Stored dataset items
· · · ·

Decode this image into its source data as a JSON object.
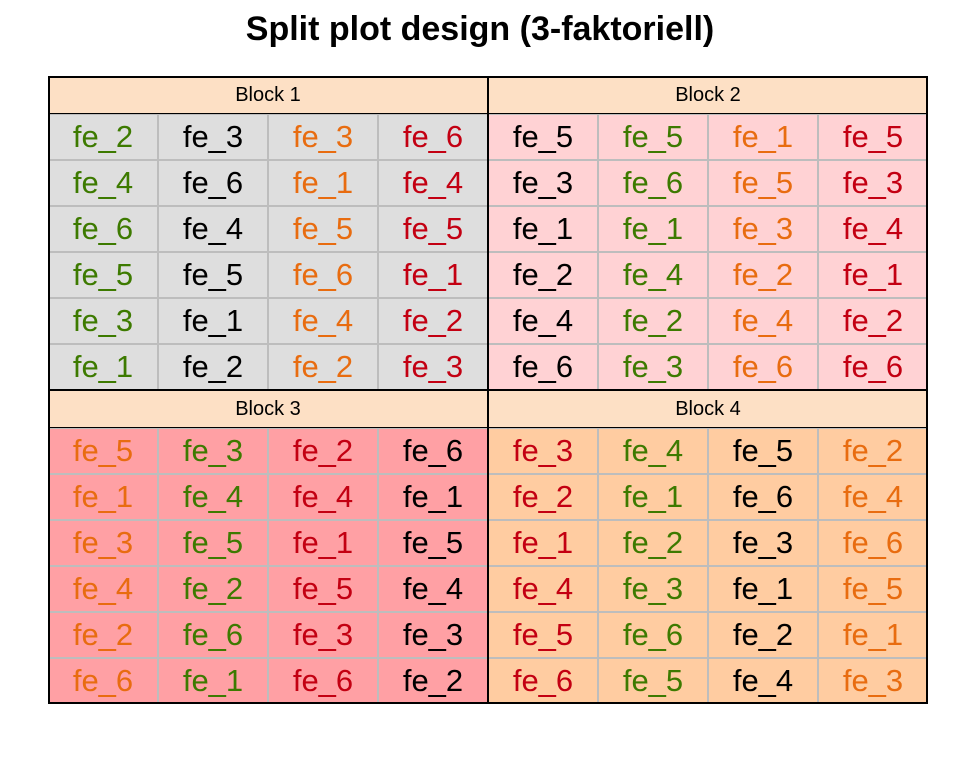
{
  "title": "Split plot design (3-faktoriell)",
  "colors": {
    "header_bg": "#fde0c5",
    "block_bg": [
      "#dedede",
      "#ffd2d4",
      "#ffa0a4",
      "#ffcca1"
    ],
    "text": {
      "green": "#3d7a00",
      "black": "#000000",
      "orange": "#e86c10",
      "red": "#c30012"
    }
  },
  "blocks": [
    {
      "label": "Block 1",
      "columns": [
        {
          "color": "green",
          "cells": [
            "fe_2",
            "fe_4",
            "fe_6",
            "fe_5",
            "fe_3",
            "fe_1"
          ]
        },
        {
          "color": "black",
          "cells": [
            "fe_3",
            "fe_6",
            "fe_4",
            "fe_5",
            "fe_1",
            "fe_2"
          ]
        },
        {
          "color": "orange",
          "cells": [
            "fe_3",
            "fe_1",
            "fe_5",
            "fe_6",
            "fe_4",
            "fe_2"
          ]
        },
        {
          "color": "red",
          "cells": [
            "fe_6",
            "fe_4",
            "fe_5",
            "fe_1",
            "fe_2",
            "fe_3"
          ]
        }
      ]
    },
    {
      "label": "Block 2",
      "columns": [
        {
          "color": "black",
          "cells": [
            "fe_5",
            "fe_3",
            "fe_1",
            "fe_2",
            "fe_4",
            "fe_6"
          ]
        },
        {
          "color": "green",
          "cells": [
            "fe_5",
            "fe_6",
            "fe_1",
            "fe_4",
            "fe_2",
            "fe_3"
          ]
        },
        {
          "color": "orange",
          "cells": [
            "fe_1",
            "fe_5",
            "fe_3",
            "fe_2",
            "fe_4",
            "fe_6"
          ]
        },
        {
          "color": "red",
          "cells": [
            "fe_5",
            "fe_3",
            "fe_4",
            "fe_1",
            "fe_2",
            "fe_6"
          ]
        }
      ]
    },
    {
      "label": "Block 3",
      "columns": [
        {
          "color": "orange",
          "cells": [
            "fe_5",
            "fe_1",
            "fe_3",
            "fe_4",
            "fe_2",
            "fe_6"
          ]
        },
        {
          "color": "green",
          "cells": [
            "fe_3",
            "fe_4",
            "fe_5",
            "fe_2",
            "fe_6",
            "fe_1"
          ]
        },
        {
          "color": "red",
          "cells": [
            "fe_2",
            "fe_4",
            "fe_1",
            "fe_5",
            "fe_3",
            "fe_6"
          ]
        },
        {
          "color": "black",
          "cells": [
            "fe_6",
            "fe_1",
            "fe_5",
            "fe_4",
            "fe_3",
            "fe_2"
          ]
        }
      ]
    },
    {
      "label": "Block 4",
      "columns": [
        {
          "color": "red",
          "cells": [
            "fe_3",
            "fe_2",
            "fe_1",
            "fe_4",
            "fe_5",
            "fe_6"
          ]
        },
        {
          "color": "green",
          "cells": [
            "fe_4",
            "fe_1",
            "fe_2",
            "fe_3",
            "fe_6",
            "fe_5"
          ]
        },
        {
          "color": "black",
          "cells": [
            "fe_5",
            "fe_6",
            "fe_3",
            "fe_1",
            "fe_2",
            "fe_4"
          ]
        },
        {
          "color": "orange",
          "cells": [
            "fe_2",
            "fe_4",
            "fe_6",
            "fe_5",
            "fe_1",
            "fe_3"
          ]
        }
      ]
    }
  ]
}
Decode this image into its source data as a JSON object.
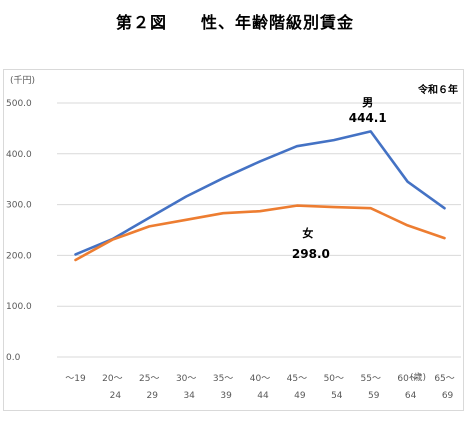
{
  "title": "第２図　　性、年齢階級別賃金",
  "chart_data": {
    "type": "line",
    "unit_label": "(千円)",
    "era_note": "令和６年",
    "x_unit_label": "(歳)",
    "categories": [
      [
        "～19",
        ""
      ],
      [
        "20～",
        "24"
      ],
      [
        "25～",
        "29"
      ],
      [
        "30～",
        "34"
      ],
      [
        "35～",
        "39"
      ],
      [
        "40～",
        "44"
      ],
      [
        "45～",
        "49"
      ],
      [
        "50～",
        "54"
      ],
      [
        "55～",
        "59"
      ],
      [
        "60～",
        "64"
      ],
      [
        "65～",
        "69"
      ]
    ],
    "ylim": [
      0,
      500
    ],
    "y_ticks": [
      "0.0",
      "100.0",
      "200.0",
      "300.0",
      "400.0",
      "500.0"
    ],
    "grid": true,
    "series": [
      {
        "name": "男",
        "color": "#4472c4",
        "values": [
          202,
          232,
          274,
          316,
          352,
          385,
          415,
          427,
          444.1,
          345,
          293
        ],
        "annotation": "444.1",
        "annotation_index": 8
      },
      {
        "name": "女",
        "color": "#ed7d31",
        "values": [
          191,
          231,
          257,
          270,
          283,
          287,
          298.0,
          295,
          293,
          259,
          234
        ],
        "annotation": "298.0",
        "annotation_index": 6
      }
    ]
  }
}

· · · ·

* [INSTRUCTION]:
Write out the full set of lines verbatim, without the pictures.

* [WRITTEN SOLUTION]:
Decode this image into its source data as a JSON object.
{
  "title": "Split plot design (3-faktoriell)",
  "colors": {
    "header_bg": "#fde0c5",
    "block_bg": [
      "#dedede",
      "#ffd2d4",
      "#ffa0a4",
      "#ffcca1"
    ],
    "text": {
      "green": "#3d7a00",
      "black": "#000000",
      "orange": "#e86c10",
      "red": "#c30012"
    }
  },
  "blocks": [
    {
      "label": "Block 1",
      "columns": [
        {
          "color": "green",
          "cells": [
            "fe_2",
            "fe_4",
            "fe_6",
            "fe_5",
            "fe_3",
            "fe_1"
          ]
        },
        {
          "color": "black",
          "cells": [
            "fe_3",
            "fe_6",
            "fe_4",
            "fe_5",
            "fe_1",
            "fe_2"
          ]
        },
        {
          "color": "orange",
          "cells": [
            "fe_3",
            "fe_1",
            "fe_5",
            "fe_6",
            "fe_4",
            "fe_2"
          ]
        },
        {
          "color": "red",
          "cells": [
            "fe_6",
            "fe_4",
            "fe_5",
            "fe_1",
            "fe_2",
            "fe_3"
          ]
        }
      ]
    },
    {
      "label": "Block 2",
      "columns": [
        {
          "color": "black",
          "cells": [
            "fe_5",
            "fe_3",
            "fe_1",
            "fe_2",
            "fe_4",
            "fe_6"
          ]
        },
        {
          "color": "green",
          "cells": [
            "fe_5",
            "fe_6",
            "fe_1",
            "fe_4",
            "fe_2",
            "fe_3"
          ]
        },
        {
          "color": "orange",
          "cells": [
            "fe_1",
            "fe_5",
            "fe_3",
            "fe_2",
            "fe_4",
            "fe_6"
          ]
        },
        {
          "color": "red",
          "cells": [
            "fe_5",
            "fe_3",
            "fe_4",
            "fe_1",
            "fe_2",
            "fe_6"
          ]
        }
      ]
    },
    {
      "label": "Block 3",
      "columns": [
        {
          "color": "orange",
          "cells": [
            "fe_5",
            "fe_1",
            "fe_3",
            "fe_4",
            "fe_2",
            "fe_6"
          ]
        },
        {
          "color": "green",
          "cells": [
            "fe_3",
            "fe_4",
            "fe_5",
            "fe_2",
            "fe_6",
            "fe_1"
          ]
        },
        {
          "color": "red",
          "cells": [
            "fe_2",
            "fe_4",
            "fe_1",
            "fe_5",
            "fe_3",
            "fe_6"
          ]
        },
        {
          "color": "black",
          "cells": [
            "fe_6",
            "fe_1",
            "fe_5",
            "fe_4",
            "fe_3",
            "fe_2"
          ]
        }
      ]
    },
    {
      "label": "Block 4",
      "columns": [
        {
          "color": "red",
          "cells": [
            "fe_3",
            "fe_2",
            "fe_1",
            "fe_4",
            "fe_5",
            "fe_6"
          ]
        },
        {
          "color": "green",
          "cells": [
            "fe_4",
            "fe_1",
            "fe_2",
            "fe_3",
            "fe_6",
            "fe_5"
          ]
        },
        {
          "color": "black",
          "cells": [
            "fe_5",
            "fe_6",
            "fe_3",
            "fe_1",
            "fe_2",
            "fe_4"
          ]
        },
        {
          "color": "orange",
          "cells": [
            "fe_2",
            "fe_4",
            "fe_6",
            "fe_5",
            "fe_1",
            "fe_3"
          ]
        }
      ]
    }
  ]
}
Decode this image into its source data as a JSON object.
{
  "title": "第２図　　性、年齢階級別賃金",
  "chart_data": {
    "type": "line",
    "unit_label": "(千円)",
    "era_note": "令和６年",
    "x_unit_label": "(歳)",
    "categories": [
      [
        "～19",
        ""
      ],
      [
        "20～",
        "24"
      ],
      [
        "25～",
        "29"
      ],
      [
        "30～",
        "34"
      ],
      [
        "35～",
        "39"
      ],
      [
        "40～",
        "44"
      ],
      [
        "45～",
        "49"
      ],
      [
        "50～",
        "54"
      ],
      [
        "55～",
        "59"
      ],
      [
        "60～",
        "64"
      ],
      [
        "65～",
        "69"
      ]
    ],
    "ylim": [
      0,
      500
    ],
    "y_ticks": [
      "0.0",
      "100.0",
      "200.0",
      "300.0",
      "400.0",
      "500.0"
    ],
    "grid": true,
    "series": [
      {
        "name": "男",
        "color": "#4472c4",
        "values": [
          202,
          232,
          274,
          316,
          352,
          385,
          415,
          427,
          444.1,
          345,
          293
        ],
        "annotation": "444.1",
        "annotation_index": 8
      },
      {
        "name": "女",
        "color": "#ed7d31",
        "values": [
          191,
          231,
          257,
          270,
          283,
          287,
          298.0,
          295,
          293,
          259,
          234
        ],
        "annotation": "298.0",
        "annotation_index": 6
      }
    ]
  }
}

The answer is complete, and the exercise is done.